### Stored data
.....

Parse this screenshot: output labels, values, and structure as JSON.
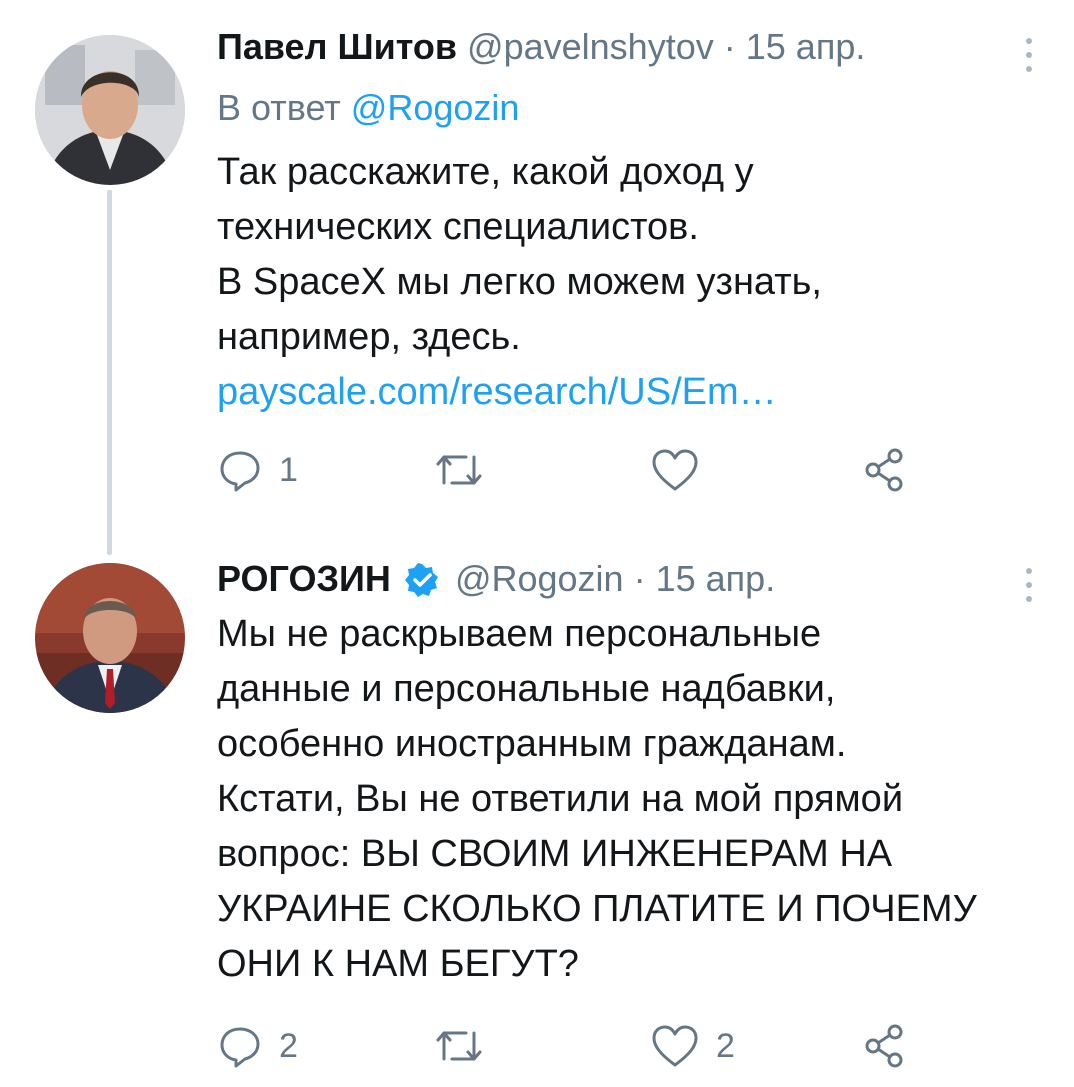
{
  "tweets": [
    {
      "display_name": "Павел Шитов",
      "handle": "@pavelnshytov",
      "date": "15 апр.",
      "reply_to_prefix": "В ответ",
      "reply_to_handle": "@Rogozin",
      "lines": [
        "Так расскажите, какой доход у",
        "технических специалистов.",
        "В SpaceX мы легко можем узнать,",
        "например, здесь."
      ],
      "link": "payscale.com/research/US/Em…",
      "reply_count": "1",
      "retweet_count": "",
      "like_count": ""
    },
    {
      "display_name": "РОГОЗИН",
      "verified": true,
      "handle": "@Rogozin",
      "date": "15 апр.",
      "lines": [
        "Мы не раскрываем персональные",
        "данные и персональные надбавки,",
        "особенно иностранным гражданам.",
        "Кстати, Вы не ответили на мой прямой",
        "вопрос: ВЫ СВОИМ ИНЖЕНЕРАМ НА",
        "УКРАИНЕ СКОЛЬКО ПЛАТИТЕ И ПОЧЕМУ",
        "ОНИ К НАМ БЕГУТ?"
      ],
      "reply_count": "2",
      "retweet_count": "",
      "like_count": "2"
    }
  ],
  "icons": {
    "reply": "reply-icon",
    "retweet": "retweet-icon",
    "like": "heart-icon",
    "share": "share-icon",
    "more": "more-vertical-icon",
    "verified": "verified-badge-icon"
  },
  "colors": {
    "text": "#14171a",
    "secondary": "#657786",
    "link": "#1da1f2",
    "verified": "#1da1f2",
    "thread_line": "#cfd9de"
  }
}
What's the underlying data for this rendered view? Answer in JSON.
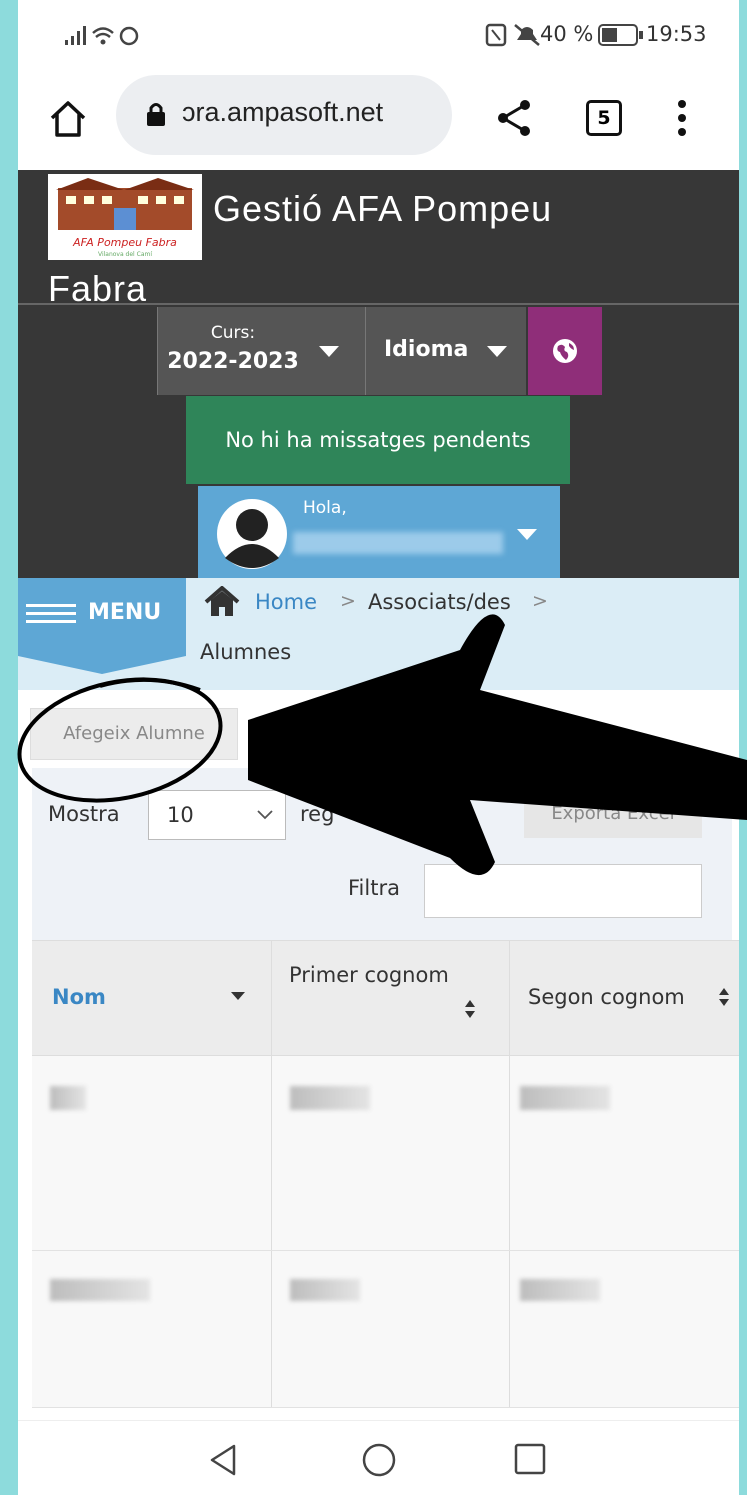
{
  "status_bar": {
    "battery": "40 %",
    "time": "19:53"
  },
  "browser": {
    "url": "ɔra.ampasoft.net",
    "tab_count": "5"
  },
  "app": {
    "title_line1": "Gestió AFA Pompeu",
    "title_line2": "Fabra",
    "logo_text": "AFA Pompeu Fabra"
  },
  "course": {
    "label": "Curs:",
    "value": "2022-2023"
  },
  "language": {
    "label": "Idioma"
  },
  "messages": {
    "text": "No hi ha missatges pendents"
  },
  "user": {
    "greeting": "Hola,"
  },
  "menu": {
    "label": "MENU"
  },
  "breadcrumb": {
    "home": "Home",
    "sep": ">",
    "item1": "Associats/des",
    "item2": "Alumnes"
  },
  "toolbar": {
    "add_label": "Afegeix Alumne",
    "show_label": "Mostra",
    "page_size": "10",
    "records_label": "reg",
    "export_label": "Exporta Excel",
    "filter_label": "Filtra"
  },
  "table": {
    "columns": [
      "Nom",
      "Primer cognom",
      "Segon cognom"
    ]
  },
  "colors": {
    "header_bg": "#373737",
    "messages_bg": "#2f8559",
    "accent_blue": "#5ea7d5",
    "globe_bg": "#8f2e79",
    "frame": "#8ddbdc"
  },
  "icons": [
    "signal-icon",
    "wifi-icon",
    "whatsapp-icon",
    "nfc-icon",
    "mute-icon",
    "battery-icon",
    "home-icon",
    "lock-icon",
    "share-icon",
    "tabs-icon",
    "kebab-menu-icon",
    "caret-down-icon",
    "globe-icon",
    "avatar-icon",
    "hamburger-icon",
    "house-icon",
    "sort-icon",
    "back-icon",
    "circle-home-icon",
    "square-recent-icon"
  ]
}
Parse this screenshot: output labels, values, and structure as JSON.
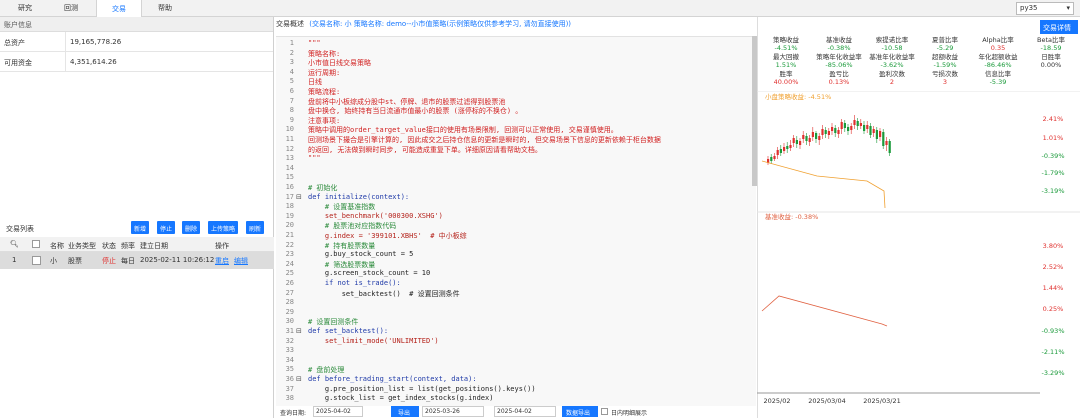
{
  "nav": {
    "tabs": [
      "研究",
      "回测",
      "交易",
      "帮助"
    ],
    "env": "py35"
  },
  "account": {
    "title": "账户信息",
    "rows": [
      {
        "k": "总资产",
        "v": "19,165,778.26"
      },
      {
        "k": "可用资金",
        "v": "4,351,614.26"
      }
    ]
  },
  "trade_list": {
    "title": "交易列表",
    "buttons": [
      "新增",
      "停止",
      "删除",
      "上传策略",
      "刷新"
    ],
    "headers": [
      "名称",
      "业务类型",
      "状态",
      "频率",
      "建立日期",
      "操作"
    ],
    "row": {
      "idx": "1",
      "name": "小",
      "type": "股票",
      "status": "停止",
      "freq": "每日",
      "date": "2025-02-11 10:26:12",
      "op1": "重启",
      "op2": "编辑"
    }
  },
  "editor": {
    "title": "交易概述",
    "meta": "(交易名称: 小   策略名称: demo--小市值策略(示例策略仅供参考学习, 请勿直接使用))"
  },
  "code_lines": [
    {
      "n": "1",
      "t": "\"\"\"",
      "c": "red"
    },
    {
      "n": "2",
      "t": "策略名称:",
      "c": "red"
    },
    {
      "n": "3",
      "t": "小市值日线交易策略",
      "c": "red"
    },
    {
      "n": "4",
      "t": "运行周期:",
      "c": "red"
    },
    {
      "n": "5",
      "t": "日线",
      "c": "red"
    },
    {
      "n": "6",
      "t": "策略流程:",
      "c": "red"
    },
    {
      "n": "7",
      "t": "盘前将中小板综成分股中st、停牌、退市的股票过滤得到股票池",
      "c": "red"
    },
    {
      "n": "8",
      "t": "盘中换仓, 始终持有当日流通市值最小的股票 (涨停标的不换仓) 。",
      "c": "red"
    },
    {
      "n": "9",
      "t": "注意事项:",
      "c": "red"
    },
    {
      "n": "10",
      "t": "策略中调用的order_target_value接口的使用有场景限制, 回测可以正常使用, 交易谨慎使用。",
      "c": "red"
    },
    {
      "n": "11",
      "t": "回测场景下撮合是引擎计算的, 因此成交之后持仓信息的更新是瞬时的, 但交易场景下信息的更新依赖于柜台数据",
      "c": "red"
    },
    {
      "n": "12",
      "t": "的返回, 无法做到瞬时同步, 可能造成重复下单。详细原因请看帮助文档。",
      "c": "red"
    },
    {
      "n": "13",
      "t": "\"\"\"",
      "c": "red"
    },
    {
      "n": "14",
      "t": "",
      "c": ""
    },
    {
      "n": "15",
      "t": "",
      "c": ""
    },
    {
      "n": "16",
      "t": "# 初始化",
      "c": "cm"
    },
    {
      "n": "17",
      "t": "def initialize(context):",
      "c": "kw"
    },
    {
      "n": "18",
      "t": "    # 设置基准指数",
      "c": "cm"
    },
    {
      "n": "19",
      "t": "    set_benchmark('000300.XSHG')",
      "c": "str"
    },
    {
      "n": "20",
      "t": "    # 股票池对应指数代码",
      "c": "cm"
    },
    {
      "n": "21",
      "t": "    g.index = '399101.XBHS'  # 中小板综",
      "c": "str"
    },
    {
      "n": "22",
      "t": "    # 持有股票数量",
      "c": "cm"
    },
    {
      "n": "23",
      "t": "    g.buy_stock_count = 5",
      "c": ""
    },
    {
      "n": "24",
      "t": "    # 筛选股票数量",
      "c": "cm"
    },
    {
      "n": "25",
      "t": "    g.screen_stock_count = 10",
      "c": ""
    },
    {
      "n": "26",
      "t": "    if not is_trade():",
      "c": "kw"
    },
    {
      "n": "27",
      "t": "        set_backtest()  # 设置回测条件",
      "c": ""
    },
    {
      "n": "28",
      "t": "",
      "c": ""
    },
    {
      "n": "29",
      "t": "",
      "c": ""
    },
    {
      "n": "30",
      "t": "# 设置回测条件",
      "c": "cm"
    },
    {
      "n": "31",
      "t": "def set_backtest():",
      "c": "kw"
    },
    {
      "n": "32",
      "t": "    set_limit_mode('UNLIMITED')",
      "c": "str"
    },
    {
      "n": "33",
      "t": "",
      "c": ""
    },
    {
      "n": "34",
      "t": "",
      "c": ""
    },
    {
      "n": "35",
      "t": "# 盘前处理",
      "c": "cm"
    },
    {
      "n": "36",
      "t": "def before_trading_start(context, data):",
      "c": "kw"
    },
    {
      "n": "37",
      "t": "    g.pre_position_list = list(get_positions().keys())",
      "c": ""
    },
    {
      "n": "38",
      "t": "    g.stock_list = get_index_stocks(g.index)",
      "c": ""
    }
  ],
  "bottom": {
    "label": "查询日期:",
    "d1": "2025-04-02",
    "d2": "2025-03-26",
    "d3": "2025-04-02",
    "export": "导出",
    "export2": "数据导出",
    "check": "日内明细展示"
  },
  "stats": {
    "detail_button": "交易详情",
    "row1": [
      {
        "label": "策略收益",
        "value": "-4.51%",
        "color": "g"
      },
      {
        "label": "基准收益",
        "value": "-0.38%",
        "color": "g"
      },
      {
        "label": "索提诺比率",
        "value": "-10.58",
        "color": "g"
      },
      {
        "label": "夏普比率",
        "value": "-5.29",
        "color": "g"
      },
      {
        "label": "Alpha比率",
        "value": "0.35",
        "color": "r"
      },
      {
        "label": "Beta比率",
        "value": "-18.59",
        "color": "g"
      }
    ],
    "row2": [
      {
        "label": "最大回撤",
        "value": "1.51%",
        "color": "g"
      },
      {
        "label": "策略年化收益率",
        "value": "-85.06%",
        "color": "g"
      },
      {
        "label": "基准年化收益率",
        "value": "-3.62%",
        "color": "g"
      },
      {
        "label": "超额收益",
        "value": "-1.59%",
        "color": "g"
      },
      {
        "label": "年化超额收益",
        "value": "-86.46%",
        "color": "g"
      },
      {
        "label": "日胜率",
        "value": "0.00%",
        "color": ""
      }
    ],
    "row3": [
      {
        "label": "胜率",
        "value": "40.00%",
        "color": "r"
      },
      {
        "label": "盈亏比",
        "value": "0.13%",
        "color": "r"
      },
      {
        "label": "盈利次数",
        "value": "2",
        "color": "r"
      },
      {
        "label": "亏损次数",
        "value": "3",
        "color": "r"
      },
      {
        "label": "信息比率",
        "value": "-5.39",
        "color": "g"
      }
    ]
  },
  "chart_data": [
    {
      "type": "candlestick",
      "title": "小盘策略收益: -4.51%",
      "y_ticks": [
        "2.41%",
        "1.01%",
        "-0.39%",
        "-1.79%",
        "-3.19%"
      ],
      "line_color": "#f0a030"
    },
    {
      "type": "line",
      "title": "基准收益: -0.38%",
      "y_ticks": [
        "3.80%",
        "2.52%",
        "1.44%",
        "0.25%",
        "-0.93%",
        "-2.11%",
        "-3.29%"
      ],
      "x_ticks": [
        "2025/02",
        "2025/03/04",
        "2025/03/21"
      ],
      "line_color": "#e06040"
    }
  ]
}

.....

### Exercise directions
Look through the entries above; copy every line holding the string "link".

### Output
      "link": "payscale.com/research/US/Em…",
    "link": "#1da1f2",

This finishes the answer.